**To be done**
Return the listing below word for word.
============
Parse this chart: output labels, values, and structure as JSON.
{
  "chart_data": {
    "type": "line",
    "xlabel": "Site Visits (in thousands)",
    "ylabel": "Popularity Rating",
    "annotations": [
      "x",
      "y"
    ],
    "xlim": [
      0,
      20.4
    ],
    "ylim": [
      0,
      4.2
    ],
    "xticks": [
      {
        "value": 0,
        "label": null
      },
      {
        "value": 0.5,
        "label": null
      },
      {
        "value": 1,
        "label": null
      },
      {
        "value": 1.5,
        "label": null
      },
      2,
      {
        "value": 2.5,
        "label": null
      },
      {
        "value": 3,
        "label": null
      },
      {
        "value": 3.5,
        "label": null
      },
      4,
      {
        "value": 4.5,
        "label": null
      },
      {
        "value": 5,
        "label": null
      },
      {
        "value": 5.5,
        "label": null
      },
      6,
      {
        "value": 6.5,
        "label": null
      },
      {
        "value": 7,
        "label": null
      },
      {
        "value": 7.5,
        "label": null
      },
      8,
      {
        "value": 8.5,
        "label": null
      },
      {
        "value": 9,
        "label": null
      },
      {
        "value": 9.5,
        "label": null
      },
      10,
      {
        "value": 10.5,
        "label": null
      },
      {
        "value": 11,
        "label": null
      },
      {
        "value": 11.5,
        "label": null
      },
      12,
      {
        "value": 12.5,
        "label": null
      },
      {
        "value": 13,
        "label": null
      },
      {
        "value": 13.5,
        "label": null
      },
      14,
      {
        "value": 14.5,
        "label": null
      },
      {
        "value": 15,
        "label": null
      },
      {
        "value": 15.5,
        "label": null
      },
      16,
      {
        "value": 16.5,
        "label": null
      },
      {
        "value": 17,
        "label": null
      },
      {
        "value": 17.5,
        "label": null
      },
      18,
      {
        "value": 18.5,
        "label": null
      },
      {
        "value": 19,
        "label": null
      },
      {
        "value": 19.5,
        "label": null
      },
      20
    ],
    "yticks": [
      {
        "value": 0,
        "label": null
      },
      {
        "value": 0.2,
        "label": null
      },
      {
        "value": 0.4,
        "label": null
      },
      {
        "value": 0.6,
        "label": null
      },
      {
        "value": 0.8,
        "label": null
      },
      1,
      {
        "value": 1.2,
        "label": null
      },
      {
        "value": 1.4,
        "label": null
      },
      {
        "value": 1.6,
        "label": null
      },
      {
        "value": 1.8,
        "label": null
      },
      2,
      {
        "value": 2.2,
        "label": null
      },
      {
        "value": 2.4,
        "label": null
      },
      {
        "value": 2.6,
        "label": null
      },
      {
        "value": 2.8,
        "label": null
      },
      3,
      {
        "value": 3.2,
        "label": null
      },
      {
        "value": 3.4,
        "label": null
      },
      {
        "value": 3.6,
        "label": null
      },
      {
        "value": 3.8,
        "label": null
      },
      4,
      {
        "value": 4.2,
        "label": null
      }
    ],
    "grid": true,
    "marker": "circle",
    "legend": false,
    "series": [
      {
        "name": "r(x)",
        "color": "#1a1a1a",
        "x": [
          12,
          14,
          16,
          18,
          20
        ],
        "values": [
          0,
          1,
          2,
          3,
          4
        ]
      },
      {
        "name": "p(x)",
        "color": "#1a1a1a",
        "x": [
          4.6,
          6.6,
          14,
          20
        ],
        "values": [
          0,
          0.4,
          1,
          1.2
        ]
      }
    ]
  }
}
============
**Full solution**
Parse this chart: output labels, values, and structure as JSON.
{
  "chart_data": {
    "type": "line",
    "xlabel": "Site Visits (in thousands)",
    "ylabel": "Popularity Rating",
    "annotations": [
      "x",
      "y"
    ],
    "xlim": [
      0,
      20.4
    ],
    "ylim": [
      0,
      4.2
    ],
    "xticks": [
      {
        "value": 0,
        "label": null
      },
      {
        "value": 0.5,
        "label": null
      },
      {
        "value": 1,
        "label": null
      },
      {
        "value": 1.5,
        "label": null
      },
      2,
      {
        "value": 2.5,
        "label": null
      },
      {
        "value": 3,
        "label": null
      },
      {
        "value": 3.5,
        "label": null
      },
      4,
      {
        "value": 4.5,
        "label": null
      },
      {
        "value": 5,
        "label": null
      },
      {
        "value": 5.5,
        "label": null
      },
      6,
      {
        "value": 6.5,
        "label": null
      },
      {
        "value": 7,
        "label": null
      },
      {
        "value": 7.5,
        "label": null
      },
      8,
      {
        "value": 8.5,
        "label": null
      },
      {
        "value": 9,
        "label": null
      },
      {
        "value": 9.5,
        "label": null
      },
      10,
      {
        "value": 10.5,
        "label": null
      },
      {
        "value": 11,
        "label": null
      },
      {
        "value": 11.5,
        "label": null
      },
      12,
      {
        "value": 12.5,
        "label": null
      },
      {
        "value": 13,
        "label": null
      },
      {
        "value": 13.5,
        "label": null
      },
      14,
      {
        "value": 14.5,
        "label": null
      },
      {
        "value": 15,
        "label": null
      },
      {
        "value": 15.5,
        "label": null
      },
      16,
      {
        "value": 16.5,
        "label": null
      },
      {
        "value": 17,
        "label": null
      },
      {
        "value": 17.5,
        "label": null
      },
      18,
      {
        "value": 18.5,
        "label": null
      },
      {
        "value": 19,
        "label": null
      },
      {
        "value": 19.5,
        "label": null
      },
      20
    ],
    "yticks": [
      {
        "value": 0,
        "label": null
      },
      {
        "value": 0.2,
        "label": null
      },
      {
        "value": 0.4,
        "label": null
      },
      {
        "value": 0.6,
        "label": null
      },
      {
        "value": 0.8,
        "label": null
      },
      1,
      {
        "value": 1.2,
        "label": null
      },
      {
        "value": 1.4,
        "label": null
      },
      {
        "value": 1.6,
        "label": null
      },
      {
        "value": 1.8,
        "label": null
      },
      2,
      {
        "value": 2.2,
        "label": null
      },
      {
        "value": 2.4,
        "label": null
      },
      {
        "value": 2.6,
        "label": null
      },
      {
        "value": 2.8,
        "label": null
      },
      3,
      {
        "value": 3.2,
        "label": null
      },
      {
        "value": 3.4,
        "label": null
      },
      {
        "value": 3.6,
        "label": null
      },
      {
        "value": 3.8,
        "label": null
      },
      4,
      {
        "value": 4.2,
        "label": null
      }
    ],
    "grid": true,
    "marker": "circle",
    "legend": false,
    "series": [
      {
        "name": "r(x)",
        "color": "#1a1a1a",
        "x": [
          12,
          14,
          16,
          18,
          20
        ],
        "values": [
          0,
          1,
          2,
          3,
          4
        ]
      },
      {
        "name": "p(x)",
        "color": "#1a1a1a",
        "x": [
          4.6,
          6.6,
          14,
          20
        ],
        "values": [
          0,
          0.4,
          1,
          1.2
        ]
      }
    ]
  }
}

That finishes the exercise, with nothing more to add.